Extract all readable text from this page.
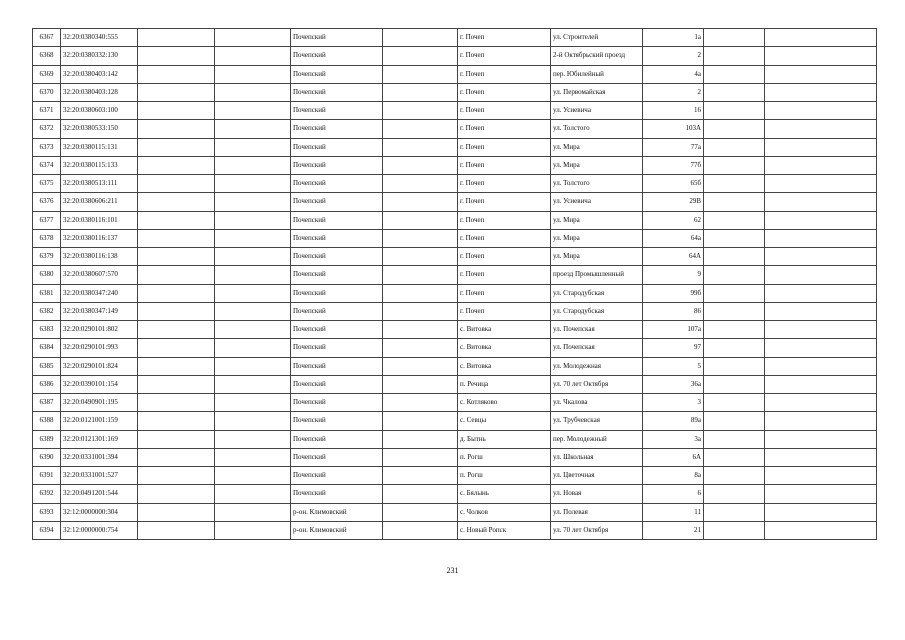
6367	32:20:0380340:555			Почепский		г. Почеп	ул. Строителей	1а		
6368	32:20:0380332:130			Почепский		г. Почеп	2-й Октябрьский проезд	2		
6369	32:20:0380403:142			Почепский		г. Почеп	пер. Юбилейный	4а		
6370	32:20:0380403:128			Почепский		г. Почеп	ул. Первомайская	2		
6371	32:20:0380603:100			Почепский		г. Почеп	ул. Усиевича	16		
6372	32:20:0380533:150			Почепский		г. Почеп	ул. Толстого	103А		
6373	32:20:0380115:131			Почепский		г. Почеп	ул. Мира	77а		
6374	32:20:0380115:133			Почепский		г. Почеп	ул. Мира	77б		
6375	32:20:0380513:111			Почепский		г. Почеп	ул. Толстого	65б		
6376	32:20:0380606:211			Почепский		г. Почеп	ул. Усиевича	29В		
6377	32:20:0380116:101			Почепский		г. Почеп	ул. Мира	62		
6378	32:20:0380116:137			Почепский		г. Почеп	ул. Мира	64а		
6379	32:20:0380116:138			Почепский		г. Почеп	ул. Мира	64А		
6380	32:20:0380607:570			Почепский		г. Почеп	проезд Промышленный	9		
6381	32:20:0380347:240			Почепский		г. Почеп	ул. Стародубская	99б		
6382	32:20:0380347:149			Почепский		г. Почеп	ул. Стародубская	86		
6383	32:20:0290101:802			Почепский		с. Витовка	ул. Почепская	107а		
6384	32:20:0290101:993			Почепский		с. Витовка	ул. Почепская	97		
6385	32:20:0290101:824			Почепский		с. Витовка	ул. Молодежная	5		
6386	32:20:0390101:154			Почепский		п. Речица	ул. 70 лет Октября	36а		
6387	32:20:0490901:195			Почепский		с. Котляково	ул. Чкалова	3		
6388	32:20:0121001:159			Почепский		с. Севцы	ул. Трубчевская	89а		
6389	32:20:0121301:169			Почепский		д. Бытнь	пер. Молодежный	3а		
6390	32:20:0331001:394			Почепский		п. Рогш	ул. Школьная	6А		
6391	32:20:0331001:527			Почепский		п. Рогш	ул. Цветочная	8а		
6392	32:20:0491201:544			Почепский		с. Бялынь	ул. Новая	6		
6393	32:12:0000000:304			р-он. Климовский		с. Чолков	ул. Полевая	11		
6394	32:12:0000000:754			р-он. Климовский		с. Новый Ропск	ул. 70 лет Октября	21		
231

## THE EXERCISE
In the entries above, identify every line with the string "Витовка".

## EXERCISE OUTPUT
6383	32:20:0290101:802			Почепский		с. Витовка	ул. Почепская	107а		
6384	32:20:0290101:993			Почепский		с. Витовка	ул. Почепская	97		
6385	32:20:0290101:824			Почепский		с. Витовка	ул. Молодежная	5		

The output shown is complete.